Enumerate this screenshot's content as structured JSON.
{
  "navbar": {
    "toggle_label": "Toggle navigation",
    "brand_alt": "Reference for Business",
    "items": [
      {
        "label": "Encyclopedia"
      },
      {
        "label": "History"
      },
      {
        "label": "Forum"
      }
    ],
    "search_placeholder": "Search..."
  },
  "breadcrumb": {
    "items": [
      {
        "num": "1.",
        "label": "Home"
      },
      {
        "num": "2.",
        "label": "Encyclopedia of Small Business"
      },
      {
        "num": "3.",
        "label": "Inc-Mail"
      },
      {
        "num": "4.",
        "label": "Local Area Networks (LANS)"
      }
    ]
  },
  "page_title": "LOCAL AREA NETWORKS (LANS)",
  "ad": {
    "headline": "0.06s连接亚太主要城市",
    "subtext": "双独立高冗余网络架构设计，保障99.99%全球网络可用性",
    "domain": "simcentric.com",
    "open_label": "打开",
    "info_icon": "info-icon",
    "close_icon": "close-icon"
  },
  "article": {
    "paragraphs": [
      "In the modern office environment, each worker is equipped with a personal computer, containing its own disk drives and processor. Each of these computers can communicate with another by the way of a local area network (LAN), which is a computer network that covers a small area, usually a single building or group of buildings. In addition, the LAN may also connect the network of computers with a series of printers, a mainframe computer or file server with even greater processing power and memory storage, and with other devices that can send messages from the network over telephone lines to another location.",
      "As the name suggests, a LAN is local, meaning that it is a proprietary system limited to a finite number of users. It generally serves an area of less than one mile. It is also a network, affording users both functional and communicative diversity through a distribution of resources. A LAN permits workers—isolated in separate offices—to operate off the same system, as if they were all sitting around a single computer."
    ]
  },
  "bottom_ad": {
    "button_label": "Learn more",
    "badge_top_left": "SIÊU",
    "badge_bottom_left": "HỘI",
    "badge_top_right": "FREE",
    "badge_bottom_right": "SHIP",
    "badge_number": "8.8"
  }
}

☆ ☆ ☆ ☆ ☆

> Directions
Make an exact copy of the listing, including every line.

> Final result
Enumerate this screenshot's content as structured JSON.
{
  "navbar": {
    "toggle_label": "Toggle navigation",
    "brand_alt": "Reference for Business",
    "items": [
      {
        "label": "Encyclopedia"
      },
      {
        "label": "History"
      },
      {
        "label": "Forum"
      }
    ],
    "search_placeholder": "Search..."
  },
  "breadcrumb": {
    "items": [
      {
        "num": "1.",
        "label": "Home"
      },
      {
        "num": "2.",
        "label": "Encyclopedia of Small Business"
      },
      {
        "num": "3.",
        "label": "Inc-Mail"
      },
      {
        "num": "4.",
        "label": "Local Area Networks (LANS)"
      }
    ]
  },
  "page_title": "LOCAL AREA NETWORKS (LANS)",
  "ad": {
    "headline": "0.06s连接亚太主要城市",
    "subtext": "双独立高冗余网络架构设计，保障99.99%全球网络可用性",
    "domain": "simcentric.com",
    "open_label": "打开",
    "info_icon": "info-icon",
    "close_icon": "close-icon"
  },
  "article": {
    "paragraphs": [
      "In the modern office environment, each worker is equipped with a personal computer, containing its own disk drives and processor. Each of these computers can communicate with another by the way of a local area network (LAN), which is a computer network that covers a small area, usually a single building or group of buildings. In addition, the LAN may also connect the network of computers with a series of printers, a mainframe computer or file server with even greater processing power and memory storage, and with other devices that can send messages from the network over telephone lines to another location.",
      "As the name suggests, a LAN is local, meaning that it is a proprietary system limited to a finite number of users. It generally serves an area of less than one mile. It is also a network, affording users both functional and communicative diversity through a distribution of resources. A LAN permits workers—isolated in separate offices—to operate off the same system, as if they were all sitting around a single computer."
    ]
  },
  "bottom_ad": {
    "button_label": "Learn more",
    "badge_top_left": "SIÊU",
    "badge_bottom_left": "HỘI",
    "badge_top_right": "FREE",
    "badge_bottom_right": "SHIP",
    "badge_number": "8.8"
  }
}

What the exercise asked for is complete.